• [PROBLEM]:
Transcribe the listing verbatim. Do not carry over any pictures.
===============
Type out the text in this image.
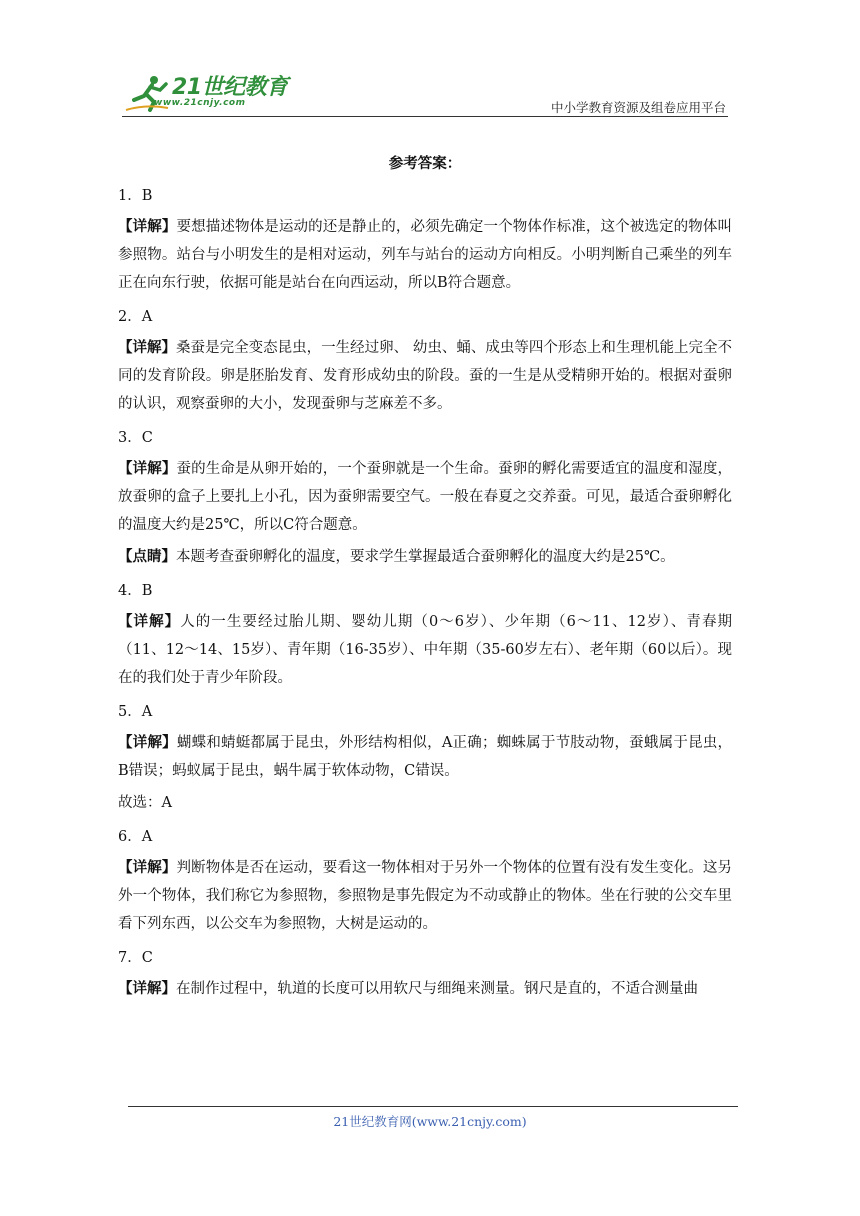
21世纪教育
www.21cnjy.com	中小学教育资源及组卷应用平台

参考答案：

1．B

【详解】要想描述物体是运动的还是静止的，必须先确定一个物体作标准，这个被选定的物体叫参照物。站台与小明发生的是相对运动，列车与站台的运动方向相反。小明判断自己乘坐的列车正在向东行驶，依据可能是站台在向西运动，所以B符合题意。

2．A

【详解】桑蚕是完全变态昆虫，一生经过卵、 幼虫、蛹、成虫等四个形态上和生理机能上完全不同的发育阶段。卵是胚胎发育、发育形成幼虫的阶段。蚕的一生是从受精卵开始的。根据对蚕卵的认识，观察蚕卵的大小，发现蚕卵与芝麻差不多。

3．C

【详解】蚕的生命是从卵开始的，一个蚕卵就是一个生命。蚕卵的孵化需要适宜的温度和湿度，放蚕卵的盒子上要扎上小孔，因为蚕卵需要空气。一般在春夏之交养蚕。可见，最适合蚕卵孵化的温度大约是25℃，所以C符合题意。

【点睛】本题考查蚕卵孵化的温度，要求学生掌握最适合蚕卵孵化的温度大约是25℃。

4．B

【详解】人的一生要经过胎儿期、婴幼儿期（0～6岁）、少年期（6～11、12岁）、青春期（11、12～14、15岁）、青年期（16-35岁）、中年期（35-60岁左右）、老年期（60以后）。现在的我们处于青少年阶段。

5．A

【详解】蝴蝶和蜻蜓都属于昆虫，外形结构相似，A正确；蜘蛛属于节肢动物，蚕蛾属于昆虫，B错误；蚂蚁属于昆虫，蜗牛属于软体动物，C错误。

故选：A

6．A

【详解】判断物体是否在运动，要看这一物体相对于另外一个物体的位置有没有发生变化。这另外一个物体，我们称它为参照物，参照物是事先假定为不动或静止的物体。坐在行驶的公交车里看下列东西，以公交车为参照物，大树是运动的。

7．C

【详解】在制作过程中，轨道的长度可以用软尺与细绳来测量。钢尺是直的，不适合测量曲

21世纪教育网(www.21cnjy.com)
===============
• [EXERCISE RESPONSE]:
Type out the text in this image.
21世纪教育
www.21cnjy.com	中小学教育资源及组卷应用平台

参考答案：

1．B

【详解】要想描述物体是运动的还是静止的，必须先确定一个物体作标准，这个被选定的物体叫参照物。站台与小明发生的是相对运动，列车与站台的运动方向相反。小明判断自己乘坐的列车正在向东行驶，依据可能是站台在向西运动，所以B符合题意。

2．A

【详解】桑蚕是完全变态昆虫，一生经过卵、 幼虫、蛹、成虫等四个形态上和生理机能上完全不同的发育阶段。卵是胚胎发育、发育形成幼虫的阶段。蚕的一生是从受精卵开始的。根据对蚕卵的认识，观察蚕卵的大小，发现蚕卵与芝麻差不多。

3．C

【详解】蚕的生命是从卵开始的，一个蚕卵就是一个生命。蚕卵的孵化需要适宜的温度和湿度，放蚕卵的盒子上要扎上小孔，因为蚕卵需要空气。一般在春夏之交养蚕。可见，最适合蚕卵孵化的温度大约是25℃，所以C符合题意。

【点睛】本题考查蚕卵孵化的温度，要求学生掌握最适合蚕卵孵化的温度大约是25℃。

4．B

【详解】人的一生要经过胎儿期、婴幼儿期（0～6岁）、少年期（6～11、12岁）、青春期（11、12～14、15岁）、青年期（16-35岁）、中年期（35-60岁左右）、老年期（60以后）。现在的我们处于青少年阶段。

5．A

【详解】蝴蝶和蜻蜓都属于昆虫，外形结构相似，A正确；蜘蛛属于节肢动物，蚕蛾属于昆虫，B错误；蚂蚁属于昆虫，蜗牛属于软体动物，C错误。

故选：A

6．A

【详解】判断物体是否在运动，要看这一物体相对于另外一个物体的位置有没有发生变化。这另外一个物体，我们称它为参照物，参照物是事先假定为不动或静止的物体。坐在行驶的公交车里看下列东西，以公交车为参照物，大树是运动的。

7．C

【详解】在制作过程中，轨道的长度可以用软尺与细绳来测量。钢尺是直的，不适合测量曲

21世纪教育网(www.21cnjy.com)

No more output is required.